## BEGIN Raw data
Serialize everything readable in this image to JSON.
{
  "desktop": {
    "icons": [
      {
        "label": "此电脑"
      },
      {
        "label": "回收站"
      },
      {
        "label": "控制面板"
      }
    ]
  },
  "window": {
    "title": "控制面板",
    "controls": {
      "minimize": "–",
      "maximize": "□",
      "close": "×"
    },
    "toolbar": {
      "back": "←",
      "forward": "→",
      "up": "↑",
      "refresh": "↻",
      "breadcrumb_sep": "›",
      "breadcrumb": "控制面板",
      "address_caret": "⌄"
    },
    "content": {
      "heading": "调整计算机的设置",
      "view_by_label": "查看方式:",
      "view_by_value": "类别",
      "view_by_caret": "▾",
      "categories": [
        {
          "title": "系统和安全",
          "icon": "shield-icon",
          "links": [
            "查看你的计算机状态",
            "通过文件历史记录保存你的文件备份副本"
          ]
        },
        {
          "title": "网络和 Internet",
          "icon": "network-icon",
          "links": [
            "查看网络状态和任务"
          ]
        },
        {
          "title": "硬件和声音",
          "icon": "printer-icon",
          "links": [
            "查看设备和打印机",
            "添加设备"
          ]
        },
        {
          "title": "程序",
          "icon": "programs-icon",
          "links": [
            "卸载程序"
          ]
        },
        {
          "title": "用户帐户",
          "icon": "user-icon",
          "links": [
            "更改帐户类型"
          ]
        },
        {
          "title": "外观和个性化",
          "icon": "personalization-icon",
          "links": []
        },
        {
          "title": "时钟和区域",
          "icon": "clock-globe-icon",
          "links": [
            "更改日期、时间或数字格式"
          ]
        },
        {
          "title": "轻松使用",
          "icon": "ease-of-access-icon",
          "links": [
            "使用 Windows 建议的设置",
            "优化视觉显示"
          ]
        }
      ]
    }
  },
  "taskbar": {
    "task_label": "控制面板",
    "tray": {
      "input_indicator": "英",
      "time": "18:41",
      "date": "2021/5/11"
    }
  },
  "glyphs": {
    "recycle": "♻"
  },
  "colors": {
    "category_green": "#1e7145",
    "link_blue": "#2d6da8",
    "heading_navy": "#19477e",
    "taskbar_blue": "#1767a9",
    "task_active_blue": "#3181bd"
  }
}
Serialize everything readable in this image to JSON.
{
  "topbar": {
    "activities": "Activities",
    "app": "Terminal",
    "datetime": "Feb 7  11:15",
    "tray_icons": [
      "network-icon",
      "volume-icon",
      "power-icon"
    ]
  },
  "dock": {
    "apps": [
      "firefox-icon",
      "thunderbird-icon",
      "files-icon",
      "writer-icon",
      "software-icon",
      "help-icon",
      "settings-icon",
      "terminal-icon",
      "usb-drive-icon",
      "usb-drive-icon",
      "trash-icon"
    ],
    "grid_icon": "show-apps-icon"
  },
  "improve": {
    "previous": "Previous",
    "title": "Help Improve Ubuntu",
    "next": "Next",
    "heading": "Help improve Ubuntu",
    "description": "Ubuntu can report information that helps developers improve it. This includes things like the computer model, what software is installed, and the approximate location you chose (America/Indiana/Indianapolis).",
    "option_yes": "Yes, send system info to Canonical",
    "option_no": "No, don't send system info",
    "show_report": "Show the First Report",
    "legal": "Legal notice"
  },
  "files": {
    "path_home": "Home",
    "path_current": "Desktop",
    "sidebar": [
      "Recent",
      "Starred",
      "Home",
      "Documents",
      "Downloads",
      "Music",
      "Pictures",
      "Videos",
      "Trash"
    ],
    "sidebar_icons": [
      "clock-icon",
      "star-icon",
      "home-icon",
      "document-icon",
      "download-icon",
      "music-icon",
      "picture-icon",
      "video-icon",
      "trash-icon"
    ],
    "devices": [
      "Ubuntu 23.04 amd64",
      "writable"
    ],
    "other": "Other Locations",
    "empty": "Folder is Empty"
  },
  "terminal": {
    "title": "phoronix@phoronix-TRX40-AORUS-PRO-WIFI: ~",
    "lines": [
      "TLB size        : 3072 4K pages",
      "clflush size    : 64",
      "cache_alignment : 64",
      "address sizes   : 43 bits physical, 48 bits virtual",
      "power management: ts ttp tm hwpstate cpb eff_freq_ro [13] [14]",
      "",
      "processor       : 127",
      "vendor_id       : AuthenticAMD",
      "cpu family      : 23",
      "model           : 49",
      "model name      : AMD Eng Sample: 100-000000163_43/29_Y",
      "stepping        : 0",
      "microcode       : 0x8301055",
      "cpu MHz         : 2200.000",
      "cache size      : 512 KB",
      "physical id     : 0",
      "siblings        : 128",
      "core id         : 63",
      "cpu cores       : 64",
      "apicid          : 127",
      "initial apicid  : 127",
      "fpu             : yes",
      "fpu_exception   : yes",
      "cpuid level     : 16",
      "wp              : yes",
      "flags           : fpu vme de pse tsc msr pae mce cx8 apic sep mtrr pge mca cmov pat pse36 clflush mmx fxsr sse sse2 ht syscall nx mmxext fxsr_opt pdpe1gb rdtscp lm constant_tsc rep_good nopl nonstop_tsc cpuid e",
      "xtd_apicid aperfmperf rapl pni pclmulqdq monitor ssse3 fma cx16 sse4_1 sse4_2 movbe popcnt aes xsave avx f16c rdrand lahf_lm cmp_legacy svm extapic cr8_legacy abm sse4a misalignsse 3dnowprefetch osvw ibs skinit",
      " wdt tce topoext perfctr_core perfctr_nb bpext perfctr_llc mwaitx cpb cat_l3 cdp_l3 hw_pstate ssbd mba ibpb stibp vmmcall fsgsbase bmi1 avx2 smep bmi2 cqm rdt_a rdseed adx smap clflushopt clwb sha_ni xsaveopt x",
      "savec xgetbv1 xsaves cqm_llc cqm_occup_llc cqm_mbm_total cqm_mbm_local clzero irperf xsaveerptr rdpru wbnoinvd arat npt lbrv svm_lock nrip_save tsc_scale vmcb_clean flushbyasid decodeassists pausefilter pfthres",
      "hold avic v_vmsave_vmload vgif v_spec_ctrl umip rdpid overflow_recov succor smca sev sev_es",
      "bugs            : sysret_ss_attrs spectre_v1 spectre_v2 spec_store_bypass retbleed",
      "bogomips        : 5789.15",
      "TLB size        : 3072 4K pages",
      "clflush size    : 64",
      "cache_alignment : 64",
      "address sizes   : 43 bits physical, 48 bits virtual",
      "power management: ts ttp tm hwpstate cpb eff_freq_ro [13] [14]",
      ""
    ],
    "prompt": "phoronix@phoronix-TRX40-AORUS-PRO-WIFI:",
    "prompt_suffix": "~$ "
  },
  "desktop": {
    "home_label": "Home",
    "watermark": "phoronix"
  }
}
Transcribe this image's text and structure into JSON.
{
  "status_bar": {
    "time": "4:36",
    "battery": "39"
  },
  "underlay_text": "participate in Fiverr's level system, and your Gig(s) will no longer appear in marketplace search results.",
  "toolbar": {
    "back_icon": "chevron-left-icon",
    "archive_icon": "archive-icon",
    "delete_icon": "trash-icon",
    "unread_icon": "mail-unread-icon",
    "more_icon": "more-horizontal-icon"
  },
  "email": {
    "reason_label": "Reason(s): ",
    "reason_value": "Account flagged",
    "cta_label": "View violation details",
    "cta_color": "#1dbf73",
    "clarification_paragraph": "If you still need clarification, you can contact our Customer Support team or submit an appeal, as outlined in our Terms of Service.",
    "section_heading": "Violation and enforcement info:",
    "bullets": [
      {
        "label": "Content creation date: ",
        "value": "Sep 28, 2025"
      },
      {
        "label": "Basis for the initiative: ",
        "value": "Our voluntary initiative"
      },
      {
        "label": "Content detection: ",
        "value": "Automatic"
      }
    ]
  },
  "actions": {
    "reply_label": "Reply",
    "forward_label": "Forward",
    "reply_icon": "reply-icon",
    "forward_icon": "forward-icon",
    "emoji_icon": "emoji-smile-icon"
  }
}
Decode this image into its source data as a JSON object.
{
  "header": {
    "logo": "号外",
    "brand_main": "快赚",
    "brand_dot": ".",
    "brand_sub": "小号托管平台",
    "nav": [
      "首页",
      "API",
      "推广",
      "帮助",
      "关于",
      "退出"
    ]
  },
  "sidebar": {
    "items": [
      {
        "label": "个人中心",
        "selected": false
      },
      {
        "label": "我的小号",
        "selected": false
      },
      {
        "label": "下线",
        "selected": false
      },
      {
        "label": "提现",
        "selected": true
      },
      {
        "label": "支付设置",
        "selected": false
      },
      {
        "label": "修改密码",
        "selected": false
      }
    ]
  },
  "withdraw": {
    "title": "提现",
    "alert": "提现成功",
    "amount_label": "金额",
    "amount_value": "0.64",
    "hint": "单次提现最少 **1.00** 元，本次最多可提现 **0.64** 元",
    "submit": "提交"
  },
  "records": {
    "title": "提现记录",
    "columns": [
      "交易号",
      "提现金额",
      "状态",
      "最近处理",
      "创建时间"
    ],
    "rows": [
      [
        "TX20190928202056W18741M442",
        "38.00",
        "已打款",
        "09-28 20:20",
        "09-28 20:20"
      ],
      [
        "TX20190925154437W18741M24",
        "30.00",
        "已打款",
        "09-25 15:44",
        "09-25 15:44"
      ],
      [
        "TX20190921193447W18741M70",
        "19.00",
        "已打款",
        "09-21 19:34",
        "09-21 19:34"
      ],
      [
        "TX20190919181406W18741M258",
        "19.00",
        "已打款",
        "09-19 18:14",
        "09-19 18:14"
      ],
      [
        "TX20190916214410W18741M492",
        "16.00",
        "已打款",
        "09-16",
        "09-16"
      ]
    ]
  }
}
## END Raw data
_Required task_.
Pull out all lines from the entries above in which the word "JSON" appears.

_Correct response_.
Serialize everything readable in this image to JSON.
Serialize everything readable in this image to JSON.
Transcribe this image's text and structure into JSON.
Decode this image into its source data as a JSON object.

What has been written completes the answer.